What is expected => Copy each line below exactly and leave the pictures out.

Records supplied =>
-*-
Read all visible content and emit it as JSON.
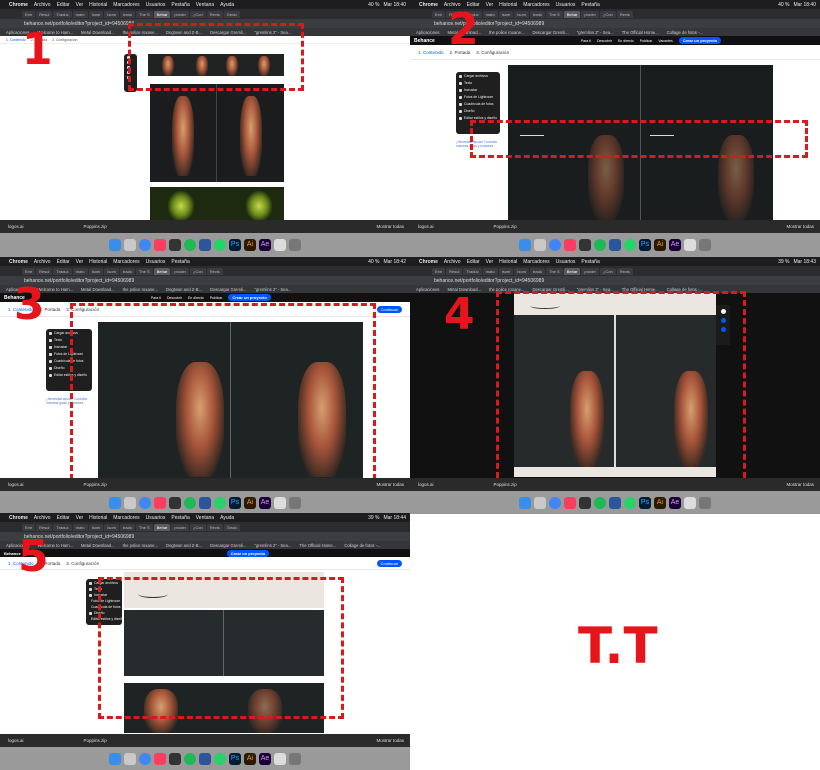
{
  "menubar": {
    "app": "Chrome",
    "items": [
      "Archivo",
      "Editar",
      "Ver",
      "Historial",
      "Marcadores",
      "Usuarios",
      "Pestaña",
      "Ventana",
      "Ayuda"
    ],
    "battery_p1": "40 %",
    "time_p1": "Mar 18:40",
    "battery_p2": "40 %",
    "time_p2": "Mar 18:40",
    "battery_p3": "40 %",
    "time_p3": "Mar 18:42",
    "battery_p4": "39 %",
    "time_p4": "Mar 18:43",
    "battery_p5": "39 %",
    "time_p5": "Mar 18:44"
  },
  "tabs": [
    "Extr",
    "Resul",
    "Traduc",
    "mato",
    "Isom",
    "Isom",
    "tradu",
    "The S",
    "Behar",
    "proder",
    "¿Con",
    "Revis",
    "Geolc"
  ],
  "address": "behance.net/portfolio/editor?project_id=94506989",
  "bookmarks": [
    "Aplicaciones",
    "Welcome to Ham...",
    "Metal Download...",
    "the police roxane...",
    "Dogtown and Z-B...",
    "Descargar Gremli...",
    "\"gremlins 2\" - Sea...",
    "The Official Home...",
    "Collage de fotos -..."
  ],
  "behance": {
    "logo": "Behance",
    "nav": [
      "Para ti",
      "Descubrir",
      "En directo",
      "Publicar",
      "Vacantes"
    ],
    "cta": "Crear un proyecto"
  },
  "steps": {
    "s1": "1. Contenido",
    "s2": "2. Portada",
    "s3": "3. Configuración",
    "continue": "Continuar"
  },
  "sidemenu": [
    "Cargar archivos",
    "Texto",
    "Incrustar",
    "Fotos de Lightroom",
    "Cuadrícula de fotos",
    "Diseño",
    "Editar estilos y diseño"
  ],
  "adobe_link": "¿Necesitas ayuda? Consulta nuestras guías y tutoriales",
  "taskbar": {
    "file1": "logos.ai",
    "file2": "Poppins.zip",
    "show_all": "Mostrar todas"
  },
  "dock_apps": {
    "ps": "Ps",
    "ai": "Ai",
    "ae": "Ae"
  },
  "labels": {
    "n1": "1",
    "n2": "2",
    "n3": "3",
    "n4": "4",
    "n5": "5",
    "tt": "T.T"
  }
}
-*-
Final result =>
Read all visible content and emit it as JSON.
{
  "menubar": {
    "app": "Chrome",
    "items": [
      "Archivo",
      "Editar",
      "Ver",
      "Historial",
      "Marcadores",
      "Usuarios",
      "Pestaña",
      "Ventana",
      "Ayuda"
    ],
    "battery_p1": "40 %",
    "time_p1": "Mar 18:40",
    "battery_p2": "40 %",
    "time_p2": "Mar 18:40",
    "battery_p3": "40 %",
    "time_p3": "Mar 18:42",
    "battery_p4": "39 %",
    "time_p4": "Mar 18:43",
    "battery_p5": "39 %",
    "time_p5": "Mar 18:44"
  },
  "tabs": [
    "Extr",
    "Resul",
    "Traduc",
    "mato",
    "Isom",
    "Isom",
    "tradu",
    "The S",
    "Behar",
    "proder",
    "¿Con",
    "Revis",
    "Geolc"
  ],
  "address": "behance.net/portfolio/editor?project_id=94506989",
  "bookmarks": [
    "Aplicaciones",
    "Welcome to Ham...",
    "Metal Download...",
    "the police roxane...",
    "Dogtown and Z-B...",
    "Descargar Gremli...",
    "\"gremlins 2\" - Sea...",
    "The Official Home...",
    "Collage de fotos -..."
  ],
  "behance": {
    "logo": "Behance",
    "nav": [
      "Para ti",
      "Descubrir",
      "En directo",
      "Publicar",
      "Vacantes"
    ],
    "cta": "Crear un proyecto"
  },
  "steps": {
    "s1": "1. Contenido",
    "s2": "2. Portada",
    "s3": "3. Configuración",
    "continue": "Continuar"
  },
  "sidemenu": [
    "Cargar archivos",
    "Texto",
    "Incrustar",
    "Fotos de Lightroom",
    "Cuadrícula de fotos",
    "Diseño",
    "Editar estilos y diseño"
  ],
  "adobe_link": "¿Necesitas ayuda? Consulta nuestras guías y tutoriales",
  "taskbar": {
    "file1": "logos.ai",
    "file2": "Poppins.zip",
    "show_all": "Mostrar todas"
  },
  "dock_apps": {
    "ps": "Ps",
    "ai": "Ai",
    "ae": "Ae"
  },
  "labels": {
    "n1": "1",
    "n2": "2",
    "n3": "3",
    "n4": "4",
    "n5": "5",
    "tt": "T.T"
  }
}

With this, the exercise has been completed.